Every line with the string "Reset" should be gathered.

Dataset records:
--- Start ---
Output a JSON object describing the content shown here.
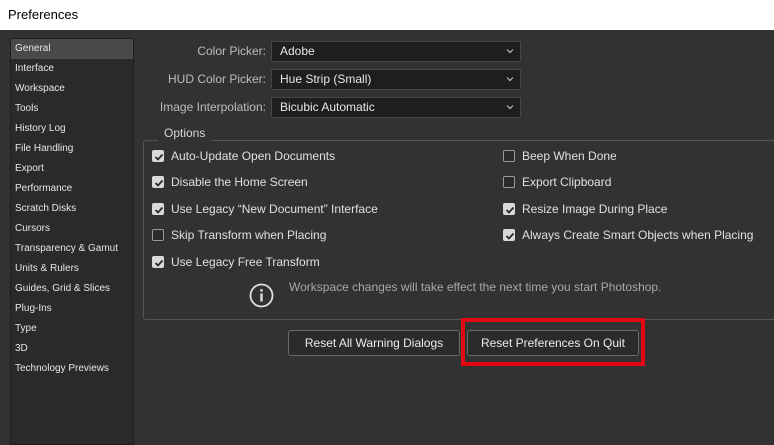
{
  "window": {
    "title": "Preferences"
  },
  "sidebar": {
    "items": [
      {
        "label": "General",
        "selected": true
      },
      {
        "label": "Interface"
      },
      {
        "label": "Workspace"
      },
      {
        "label": "Tools"
      },
      {
        "label": "History Log"
      },
      {
        "label": "File Handling"
      },
      {
        "label": "Export"
      },
      {
        "label": "Performance"
      },
      {
        "label": "Scratch Disks"
      },
      {
        "label": "Cursors"
      },
      {
        "label": "Transparency & Gamut"
      },
      {
        "label": "Units & Rulers"
      },
      {
        "label": "Guides, Grid & Slices"
      },
      {
        "label": "Plug-Ins"
      },
      {
        "label": "Type"
      },
      {
        "label": "3D"
      },
      {
        "label": "Technology Previews"
      }
    ]
  },
  "general": {
    "color_picker": {
      "label": "Color Picker:",
      "value": "Adobe"
    },
    "hud_color_picker": {
      "label": "HUD Color Picker:",
      "value": "Hue Strip (Small)"
    },
    "image_interpolation": {
      "label": "Image Interpolation:",
      "value": "Bicubic Automatic"
    }
  },
  "options": {
    "title": "Options",
    "left": [
      {
        "label": "Auto-Update Open Documents",
        "checked": true
      },
      {
        "label": "Disable the Home Screen",
        "checked": true
      },
      {
        "label": "Use Legacy “New Document” Interface",
        "checked": true
      },
      {
        "label": "Skip Transform when Placing",
        "checked": false
      },
      {
        "label": "Use Legacy Free Transform",
        "checked": true
      }
    ],
    "right": [
      {
        "label": "Beep When Done",
        "checked": false
      },
      {
        "label": "Export Clipboard",
        "checked": false
      },
      {
        "label": "Resize Image During Place",
        "checked": true
      },
      {
        "label": "Always Create Smart Objects when Placing",
        "checked": true
      }
    ],
    "info_text": "Workspace changes will take effect the next time you start Photoshop."
  },
  "buttons": {
    "reset_warnings": "Reset All Warning Dialogs",
    "reset_prefs": "Reset Preferences On Quit"
  },
  "colors": {
    "background": "#323232",
    "highlight": "#e30613"
  }
}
--- End ---
> Answer below
    "reset_warnings": "Reset All Warning Dialogs",
    "reset_prefs": "Reset Preferences On Quit"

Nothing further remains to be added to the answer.